PDJ : C'est à juste titre que les avocats disposent du legal privilege depuis la nuit des temps. Imaginez un seul instant à quel point la position de l'avocat serait inconfortable, s'il savait que son avis juridique pourrait un jour être utilisée contre son client ! Comment dans ces circonstances se prononcer clairement, énoncer sans équivoque un risque juridique éventuel, présenter différentes options afin de permettre à son client de prendre en connaissance de cause une décision éclairée ? Le client ferait bien de réfléchir à deux fois avant de solliciter l'avis de l'avocat dans un dossier sensible, s'il risque que cet avis se retourne contre lui plus tard.
Le juriste d'entreprise qui émet un avis juridique à sa direction se trouve dans exactement la même situation que l'avocat. Le legal privilege est essentiel pour permettre au juriste d'entreprise de mener à bien sa mission de conseil.

——

Consigne 1 ▸ Reproduisez sans rien changer les lignes placées après le texte, de la toute première jusqu'à celle qui contient « negative-contour bbox=[285, 414, 388, 805] », celle-ci comprise.

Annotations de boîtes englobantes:
——

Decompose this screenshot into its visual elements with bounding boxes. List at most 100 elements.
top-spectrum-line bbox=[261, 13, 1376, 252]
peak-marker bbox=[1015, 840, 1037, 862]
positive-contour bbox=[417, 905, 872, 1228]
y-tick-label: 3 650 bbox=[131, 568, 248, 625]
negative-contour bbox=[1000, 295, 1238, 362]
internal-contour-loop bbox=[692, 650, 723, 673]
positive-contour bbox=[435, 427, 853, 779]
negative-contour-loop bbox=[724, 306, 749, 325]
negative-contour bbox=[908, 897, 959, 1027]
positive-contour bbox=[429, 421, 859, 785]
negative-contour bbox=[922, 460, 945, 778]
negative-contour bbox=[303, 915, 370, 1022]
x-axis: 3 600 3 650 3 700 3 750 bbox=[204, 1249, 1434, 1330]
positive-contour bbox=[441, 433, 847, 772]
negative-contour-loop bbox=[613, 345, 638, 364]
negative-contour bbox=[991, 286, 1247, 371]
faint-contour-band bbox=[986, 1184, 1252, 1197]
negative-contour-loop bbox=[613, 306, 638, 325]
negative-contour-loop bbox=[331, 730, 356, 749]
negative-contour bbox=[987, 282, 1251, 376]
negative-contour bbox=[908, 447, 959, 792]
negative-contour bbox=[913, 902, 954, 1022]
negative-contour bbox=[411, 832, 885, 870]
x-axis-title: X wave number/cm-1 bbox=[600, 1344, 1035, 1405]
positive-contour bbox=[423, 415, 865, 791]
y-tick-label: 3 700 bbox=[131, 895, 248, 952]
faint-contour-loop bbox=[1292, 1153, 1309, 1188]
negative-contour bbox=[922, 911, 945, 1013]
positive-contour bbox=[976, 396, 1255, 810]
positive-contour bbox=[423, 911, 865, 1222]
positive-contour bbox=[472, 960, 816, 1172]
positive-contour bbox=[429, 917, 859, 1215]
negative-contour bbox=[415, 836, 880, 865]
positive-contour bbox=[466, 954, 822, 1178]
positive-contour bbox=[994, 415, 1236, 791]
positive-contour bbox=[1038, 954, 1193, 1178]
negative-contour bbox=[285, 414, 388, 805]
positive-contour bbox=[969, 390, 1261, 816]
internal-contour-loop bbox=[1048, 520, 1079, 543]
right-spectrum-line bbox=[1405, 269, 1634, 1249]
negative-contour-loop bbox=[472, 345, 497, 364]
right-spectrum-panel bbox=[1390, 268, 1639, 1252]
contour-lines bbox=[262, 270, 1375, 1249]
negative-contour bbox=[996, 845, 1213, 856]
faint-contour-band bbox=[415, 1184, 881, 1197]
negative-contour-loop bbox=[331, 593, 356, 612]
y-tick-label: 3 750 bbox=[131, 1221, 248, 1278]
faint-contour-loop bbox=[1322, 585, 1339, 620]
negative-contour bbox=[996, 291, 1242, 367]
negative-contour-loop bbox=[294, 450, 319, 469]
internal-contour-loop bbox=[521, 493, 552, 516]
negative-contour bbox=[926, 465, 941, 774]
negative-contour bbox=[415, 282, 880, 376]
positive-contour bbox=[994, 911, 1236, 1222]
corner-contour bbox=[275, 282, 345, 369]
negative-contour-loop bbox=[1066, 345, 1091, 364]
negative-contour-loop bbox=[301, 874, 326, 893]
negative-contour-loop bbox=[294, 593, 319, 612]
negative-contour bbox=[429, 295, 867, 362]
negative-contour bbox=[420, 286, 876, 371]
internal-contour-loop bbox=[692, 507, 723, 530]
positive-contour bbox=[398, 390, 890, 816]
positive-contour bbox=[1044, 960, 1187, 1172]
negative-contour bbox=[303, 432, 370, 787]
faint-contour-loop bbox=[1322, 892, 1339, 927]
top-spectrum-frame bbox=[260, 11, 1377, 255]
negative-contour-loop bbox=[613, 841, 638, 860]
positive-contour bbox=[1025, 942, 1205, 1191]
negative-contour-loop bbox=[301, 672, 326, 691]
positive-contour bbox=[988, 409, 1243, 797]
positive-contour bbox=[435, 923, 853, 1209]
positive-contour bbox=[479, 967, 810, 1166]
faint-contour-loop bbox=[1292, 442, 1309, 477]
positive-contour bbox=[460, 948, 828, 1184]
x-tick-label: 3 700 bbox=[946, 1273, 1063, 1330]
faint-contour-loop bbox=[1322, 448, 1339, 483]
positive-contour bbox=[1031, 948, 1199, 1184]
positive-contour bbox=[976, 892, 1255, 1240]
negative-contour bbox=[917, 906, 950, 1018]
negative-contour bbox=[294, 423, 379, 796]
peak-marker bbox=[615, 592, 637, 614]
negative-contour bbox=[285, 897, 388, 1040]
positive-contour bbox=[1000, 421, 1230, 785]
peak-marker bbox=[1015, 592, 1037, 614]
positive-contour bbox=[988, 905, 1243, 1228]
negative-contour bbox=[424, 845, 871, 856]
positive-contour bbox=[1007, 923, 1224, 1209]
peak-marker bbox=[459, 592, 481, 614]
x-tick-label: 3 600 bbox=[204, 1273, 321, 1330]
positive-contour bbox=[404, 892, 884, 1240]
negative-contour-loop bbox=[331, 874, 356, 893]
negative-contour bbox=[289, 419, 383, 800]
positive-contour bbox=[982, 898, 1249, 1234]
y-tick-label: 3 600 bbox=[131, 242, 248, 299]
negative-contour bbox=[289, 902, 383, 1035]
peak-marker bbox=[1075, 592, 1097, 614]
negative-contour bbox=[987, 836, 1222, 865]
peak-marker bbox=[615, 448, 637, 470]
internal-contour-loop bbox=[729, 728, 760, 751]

——

Consigne 2 ▸
Répondez à ces questions sur le texte consacré au legal privilege :
(a) Depuis quand les avocats disposent-ils du legal privilege ?
(b) À qui le juriste d'entreprise émet-il un avis juridique ?
(c) Pour quelle mission le legal privilege est-il essentiel au juriste d'entreprise ?

Résultat 1 ▸
Decompose this screenshot into its visual elements with bounding boxes. List at most 100 elements.
top-spectrum-line bbox=[261, 13, 1376, 252]
peak-marker bbox=[1015, 840, 1037, 862]
positive-contour bbox=[417, 905, 872, 1228]
y-tick-label: 3 650 bbox=[131, 568, 248, 625]
negative-contour bbox=[1000, 295, 1238, 362]
internal-contour-loop bbox=[692, 650, 723, 673]
positive-contour bbox=[435, 427, 853, 779]
negative-contour-loop bbox=[724, 306, 749, 325]
negative-contour bbox=[908, 897, 959, 1027]
positive-contour bbox=[429, 421, 859, 785]
negative-contour bbox=[922, 460, 945, 778]
negative-contour bbox=[303, 915, 370, 1022]
x-axis: 3 600 3 650 3 700 3 750 bbox=[204, 1249, 1434, 1330]
positive-contour bbox=[441, 433, 847, 772]
negative-contour-loop bbox=[613, 345, 638, 364]
negative-contour bbox=[991, 286, 1247, 371]
faint-contour-band bbox=[986, 1184, 1252, 1197]
negative-contour-loop bbox=[613, 306, 638, 325]
negative-contour-loop bbox=[331, 730, 356, 749]
negative-contour bbox=[987, 282, 1251, 376]
negative-contour bbox=[908, 447, 959, 792]
negative-contour bbox=[913, 902, 954, 1022]
negative-contour bbox=[411, 832, 885, 870]
x-axis-title: X wave number/cm-1 bbox=[600, 1344, 1035, 1405]
positive-contour bbox=[423, 415, 865, 791]
y-tick-label: 3 700 bbox=[131, 895, 248, 952]
faint-contour-loop bbox=[1292, 1153, 1309, 1188]
negative-contour bbox=[922, 911, 945, 1013]
positive-contour bbox=[976, 396, 1255, 810]
positive-contour bbox=[423, 911, 865, 1222]
positive-contour bbox=[472, 960, 816, 1172]
positive-contour bbox=[429, 917, 859, 1215]
negative-contour bbox=[415, 836, 880, 865]
positive-contour bbox=[466, 954, 822, 1178]
positive-contour bbox=[994, 415, 1236, 791]
positive-contour bbox=[1038, 954, 1193, 1178]
negative-contour bbox=[285, 414, 388, 805]

Résultat 2 ▸
(a) Depuis la nuit des temps.
(b) À sa direction.
(c) Sa mission de conseil.